__What to produce__:
Repeat each line of the material exactly.

__Records shown__:
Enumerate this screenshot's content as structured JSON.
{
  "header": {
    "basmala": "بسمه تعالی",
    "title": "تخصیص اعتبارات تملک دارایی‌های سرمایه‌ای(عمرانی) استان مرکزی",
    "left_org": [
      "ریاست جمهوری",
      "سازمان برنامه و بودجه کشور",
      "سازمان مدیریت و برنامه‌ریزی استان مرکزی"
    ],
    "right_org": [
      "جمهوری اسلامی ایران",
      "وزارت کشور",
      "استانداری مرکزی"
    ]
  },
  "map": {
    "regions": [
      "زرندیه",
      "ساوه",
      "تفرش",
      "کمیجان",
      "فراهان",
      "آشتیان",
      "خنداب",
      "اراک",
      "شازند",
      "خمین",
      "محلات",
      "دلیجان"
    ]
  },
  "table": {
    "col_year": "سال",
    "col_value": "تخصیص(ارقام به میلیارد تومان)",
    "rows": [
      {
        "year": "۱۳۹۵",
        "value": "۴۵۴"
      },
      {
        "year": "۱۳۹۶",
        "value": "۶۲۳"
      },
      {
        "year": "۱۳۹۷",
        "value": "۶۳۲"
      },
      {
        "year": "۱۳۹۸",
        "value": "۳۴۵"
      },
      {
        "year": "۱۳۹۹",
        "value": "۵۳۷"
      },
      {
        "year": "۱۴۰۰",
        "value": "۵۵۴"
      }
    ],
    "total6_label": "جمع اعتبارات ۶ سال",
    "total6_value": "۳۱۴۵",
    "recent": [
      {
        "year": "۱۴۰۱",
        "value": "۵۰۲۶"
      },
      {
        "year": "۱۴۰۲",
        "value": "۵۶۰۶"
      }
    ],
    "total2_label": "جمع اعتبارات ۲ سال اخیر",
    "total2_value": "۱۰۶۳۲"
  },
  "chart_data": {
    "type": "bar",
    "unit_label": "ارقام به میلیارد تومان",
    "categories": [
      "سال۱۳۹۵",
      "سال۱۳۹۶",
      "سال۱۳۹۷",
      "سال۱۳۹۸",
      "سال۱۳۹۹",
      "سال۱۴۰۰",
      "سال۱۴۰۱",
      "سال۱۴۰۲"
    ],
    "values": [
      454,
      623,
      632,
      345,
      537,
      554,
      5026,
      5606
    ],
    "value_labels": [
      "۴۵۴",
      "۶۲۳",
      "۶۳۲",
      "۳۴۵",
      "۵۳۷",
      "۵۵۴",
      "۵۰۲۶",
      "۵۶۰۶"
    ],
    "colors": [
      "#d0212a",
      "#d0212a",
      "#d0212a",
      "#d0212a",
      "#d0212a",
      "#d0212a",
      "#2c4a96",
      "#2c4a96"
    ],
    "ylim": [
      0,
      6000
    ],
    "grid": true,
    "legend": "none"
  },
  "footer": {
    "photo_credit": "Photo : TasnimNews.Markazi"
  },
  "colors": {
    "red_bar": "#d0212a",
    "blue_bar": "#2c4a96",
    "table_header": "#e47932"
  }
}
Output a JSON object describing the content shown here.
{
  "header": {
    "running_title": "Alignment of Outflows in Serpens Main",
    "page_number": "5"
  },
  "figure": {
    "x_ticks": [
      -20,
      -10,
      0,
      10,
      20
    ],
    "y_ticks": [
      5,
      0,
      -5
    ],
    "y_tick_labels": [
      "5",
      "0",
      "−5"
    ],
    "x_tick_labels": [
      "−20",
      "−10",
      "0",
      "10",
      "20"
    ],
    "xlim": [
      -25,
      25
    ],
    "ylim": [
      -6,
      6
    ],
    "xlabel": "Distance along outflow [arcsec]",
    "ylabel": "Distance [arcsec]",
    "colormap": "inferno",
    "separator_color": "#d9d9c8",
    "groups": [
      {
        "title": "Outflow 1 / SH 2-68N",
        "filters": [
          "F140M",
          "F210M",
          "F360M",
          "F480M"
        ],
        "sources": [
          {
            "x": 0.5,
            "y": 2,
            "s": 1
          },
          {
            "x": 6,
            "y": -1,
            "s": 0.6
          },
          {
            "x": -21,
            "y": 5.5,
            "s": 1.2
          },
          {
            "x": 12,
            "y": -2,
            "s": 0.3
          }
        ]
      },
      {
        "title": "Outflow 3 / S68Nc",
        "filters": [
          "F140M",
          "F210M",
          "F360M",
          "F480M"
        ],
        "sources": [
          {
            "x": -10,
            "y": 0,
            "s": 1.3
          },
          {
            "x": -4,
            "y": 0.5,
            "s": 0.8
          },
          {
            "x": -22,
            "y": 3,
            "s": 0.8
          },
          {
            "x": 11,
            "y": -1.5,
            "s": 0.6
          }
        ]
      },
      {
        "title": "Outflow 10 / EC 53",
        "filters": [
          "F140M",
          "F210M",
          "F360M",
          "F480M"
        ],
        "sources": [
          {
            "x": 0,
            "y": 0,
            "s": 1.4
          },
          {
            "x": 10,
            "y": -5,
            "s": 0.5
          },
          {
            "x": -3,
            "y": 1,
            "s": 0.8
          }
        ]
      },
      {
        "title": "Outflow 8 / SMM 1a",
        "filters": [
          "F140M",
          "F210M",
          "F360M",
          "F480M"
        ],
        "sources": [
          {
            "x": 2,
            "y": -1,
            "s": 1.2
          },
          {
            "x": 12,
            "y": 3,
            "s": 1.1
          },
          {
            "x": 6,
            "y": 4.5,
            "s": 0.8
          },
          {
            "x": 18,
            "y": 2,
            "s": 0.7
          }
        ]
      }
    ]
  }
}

__Task output__:
Enumerate this screenshot's content as structured JSON.
{
  "header": {
    "basmala": "بسمه تعالی",
    "title": "تخصیص اعتبارات تملک دارایی‌های سرمایه‌ای(عمرانی) استان مرکزی",
    "left_org": [
      "ریاست جمهوری",
      "سازمان برنامه و بودجه کشور",
      "سازمان مدیریت و برنامه‌ریزی استان مرکزی"
    ],
    "right_org": [
      "جمهوری اسلامی ایران",
      "وزارت کشور",
      "استانداری مرکزی"
    ]
  },
  "map": {
    "regions": [
      "زرندیه",
      "ساوه",
      "تفرش",
      "کمیجان",
      "فراهان",
      "آشتیان",
      "خنداب",
      "اراک",
      "شازند",
      "خمین",
      "محلات",
      "دلیجان"
    ]
  },
  "table": {
    "col_year": "سال",
    "col_value": "تخصیص(ارقام به میلیارد تومان)",
    "rows": [
      {
        "year": "۱۳۹۵",
        "value": "۴۵۴"
      },
      {
        "year": "۱۳۹۶",
        "value": "۶۲۳"
      },
      {
        "year": "۱۳۹۷",
        "value": "۶۳۲"
      },
      {
        "year": "۱۳۹۸",
        "value": "۳۴۵"
      },
      {
        "year": "۱۳۹۹",
        "value": "۵۳۷"
      },
      {
        "year": "۱۴۰۰",
        "value": "۵۵۴"
      }
    ],
    "total6_label": "جمع اعتبارات ۶ سال",
    "total6_value": "۳۱۴۵",
    "recent": [
      {
        "year": "۱۴۰۱",
        "value": "۵۰۲۶"
      },
      {
        "year": "۱۴۰۲",
        "value": "۵۶۰۶"
      }
    ],
    "total2_label": "جمع اعتبارات ۲ سال اخیر",
    "total2_value": "۱۰۶۳۲"
  },
  "chart_data": {
    "type": "bar",
    "unit_label": "ارقام به میلیارد تومان",
    "categories": [
      "سال۱۳۹۵",
      "سال۱۳۹۶",
      "سال۱۳۹۷",
      "سال۱۳۹۸",
      "سال۱۳۹۹",
      "سال۱۴۰۰",
      "سال۱۴۰۱",
      "سال۱۴۰۲"
    ],
    "values": [
      454,
      623,
      632,
      345,
      537,
      554,
      5026,
      5606
    ],
    "value_labels": [
      "۴۵۴",
      "۶۲۳",
      "۶۳۲",
      "۳۴۵",
      "۵۳۷",
      "۵۵۴",
      "۵۰۲۶",
      "۵۶۰۶"
    ],
    "colors": [
      "#d0212a",
      "#d0212a",
      "#d0212a",
      "#d0212a",
      "#d0212a",
      "#d0212a",
      "#2c4a96",
      "#2c4a96"
    ],
    "ylim": [
      0,
      6000
    ],
    "grid": true,
    "legend": "none"
  },
  "footer": {
    "photo_credit": "Photo : TasnimNews.Markazi"
  },
  "colors": {
    "red_bar": "#d0212a",
    "blue_bar": "#2c4a96",
    "table_header": "#e47932"
  }
}
Output a JSON object describing the content shown here.
{
  "header": {
    "running_title": "Alignment of Outflows in Serpens Main",
    "page_number": "5"
  },
  "figure": {
    "x_ticks": [
      -20,
      -10,
      0,
      10,
      20
    ],
    "y_ticks": [
      5,
      0,
      -5
    ],
    "y_tick_labels": [
      "5",
      "0",
      "−5"
    ],
    "x_tick_labels": [
      "−20",
      "−10",
      "0",
      "10",
      "20"
    ],
    "xlim": [
      -25,
      25
    ],
    "ylim": [
      -6,
      6
    ],
    "xlabel": "Distance along outflow [arcsec]",
    "ylabel": "Distance [arcsec]",
    "colormap": "inferno",
    "separator_color": "#d9d9c8",
    "groups": [
      {
        "title": "Outflow 1 / SH 2-68N",
        "filters": [
          "F140M",
          "F210M",
          "F360M",
          "F480M"
        ],
        "sources": [
          {
            "x": 0.5,
            "y": 2,
            "s": 1
          },
          {
            "x": 6,
            "y": -1,
            "s": 0.6
          },
          {
            "x": -21,
            "y": 5.5,
            "s": 1.2
          },
          {
            "x": 12,
            "y": -2,
            "s": 0.3
          }
        ]
      },
      {
        "title": "Outflow 3 / S68Nc",
        "filters": [
          "F140M",
          "F210M",
          "F360M",
          "F480M"
        ],
        "sources": [
          {
            "x": -10,
            "y": 0,
            "s": 1.3
          },
          {
            "x": -4,
            "y": 0.5,
            "s": 0.8
          },
          {
            "x": -22,
            "y": 3,
            "s": 0.8
          },
          {
            "x": 11,
            "y": -1.5,
            "s": 0.6
          }
        ]
      },
      {
        "title": "Outflow 10 / EC 53",
        "filters": [
          "F140M",
          "F210M",
          "F360M",
          "F480M"
        ],
        "sources": [
          {
            "x": 0,
            "y": 0,
            "s": 1.4
          },
          {
            "x": 10,
            "y": -5,
            "s": 0.5
          },
          {
            "x": -3,
            "y": 1,
            "s": 0.8
          }
        ]
      },
      {
        "title": "Outflow 8 / SMM 1a",
        "filters": [
          "F140M",
          "F210M",
          "F360M",
          "F480M"
        ],
        "sources": [
          {
            "x": 2,
            "y": -1,
            "s": 1.2
          },
          {
            "x": 12,
            "y": 3,
            "s": 1.1
          },
          {
            "x": 6,
            "y": 4.5,
            "s": 0.8
          },
          {
            "x": 18,
            "y": 2,
            "s": 0.7
          }
        ]
      }
    ]
  }
}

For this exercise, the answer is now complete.